> **Aim of the task**
Return each line of the records with nothing changed, pictures excepted.

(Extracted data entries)
━━━━━━━━━━━━━━━━
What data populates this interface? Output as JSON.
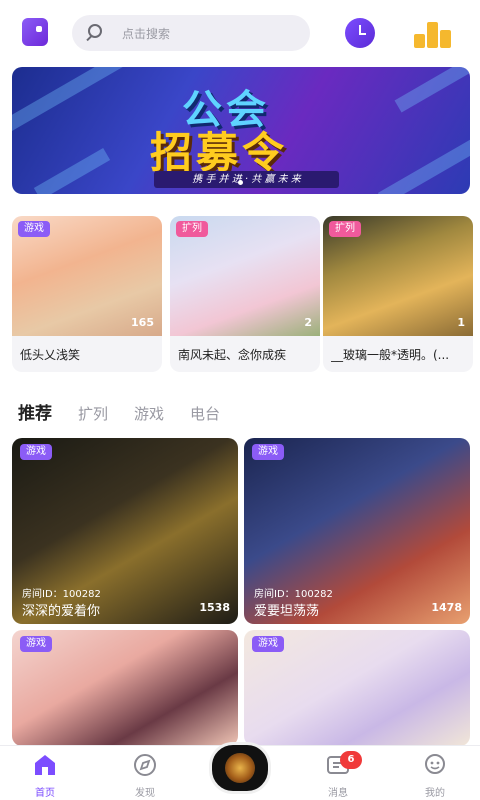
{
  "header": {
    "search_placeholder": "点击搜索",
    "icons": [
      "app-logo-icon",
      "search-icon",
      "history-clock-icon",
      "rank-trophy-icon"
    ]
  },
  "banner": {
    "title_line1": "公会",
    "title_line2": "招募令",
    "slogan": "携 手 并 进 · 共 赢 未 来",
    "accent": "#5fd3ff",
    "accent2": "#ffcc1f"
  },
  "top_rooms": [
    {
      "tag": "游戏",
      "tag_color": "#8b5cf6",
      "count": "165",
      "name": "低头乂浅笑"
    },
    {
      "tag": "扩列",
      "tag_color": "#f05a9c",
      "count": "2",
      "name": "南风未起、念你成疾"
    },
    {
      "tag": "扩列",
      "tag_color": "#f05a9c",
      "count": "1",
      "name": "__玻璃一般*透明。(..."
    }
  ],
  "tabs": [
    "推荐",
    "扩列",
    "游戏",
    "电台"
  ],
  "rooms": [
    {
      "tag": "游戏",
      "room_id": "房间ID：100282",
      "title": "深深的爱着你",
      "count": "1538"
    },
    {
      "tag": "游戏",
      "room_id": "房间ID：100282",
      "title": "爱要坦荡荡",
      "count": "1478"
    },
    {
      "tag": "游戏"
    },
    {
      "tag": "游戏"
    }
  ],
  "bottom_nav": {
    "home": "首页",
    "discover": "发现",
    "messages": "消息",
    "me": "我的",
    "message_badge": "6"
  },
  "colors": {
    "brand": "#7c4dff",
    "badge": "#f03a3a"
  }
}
━━━━━━━━━━━━━━━━
> **Exercise solution**
What data populates this interface? Output as JSON.
{
  "header": {
    "search_placeholder": "点击搜索",
    "icons": [
      "app-logo-icon",
      "search-icon",
      "history-clock-icon",
      "rank-trophy-icon"
    ]
  },
  "banner": {
    "title_line1": "公会",
    "title_line2": "招募令",
    "slogan": "携 手 并 进 · 共 赢 未 来",
    "accent": "#5fd3ff",
    "accent2": "#ffcc1f"
  },
  "top_rooms": [
    {
      "tag": "游戏",
      "tag_color": "#8b5cf6",
      "count": "165",
      "name": "低头乂浅笑"
    },
    {
      "tag": "扩列",
      "tag_color": "#f05a9c",
      "count": "2",
      "name": "南风未起、念你成疾"
    },
    {
      "tag": "扩列",
      "tag_color": "#f05a9c",
      "count": "1",
      "name": "__玻璃一般*透明。(..."
    }
  ],
  "tabs": [
    "推荐",
    "扩列",
    "游戏",
    "电台"
  ],
  "rooms": [
    {
      "tag": "游戏",
      "room_id": "房间ID：100282",
      "title": "深深的爱着你",
      "count": "1538"
    },
    {
      "tag": "游戏",
      "room_id": "房间ID：100282",
      "title": "爱要坦荡荡",
      "count": "1478"
    },
    {
      "tag": "游戏"
    },
    {
      "tag": "游戏"
    }
  ],
  "bottom_nav": {
    "home": "首页",
    "discover": "发现",
    "messages": "消息",
    "me": "我的",
    "message_badge": "6"
  },
  "colors": {
    "brand": "#7c4dff",
    "badge": "#f03a3a"
  }
}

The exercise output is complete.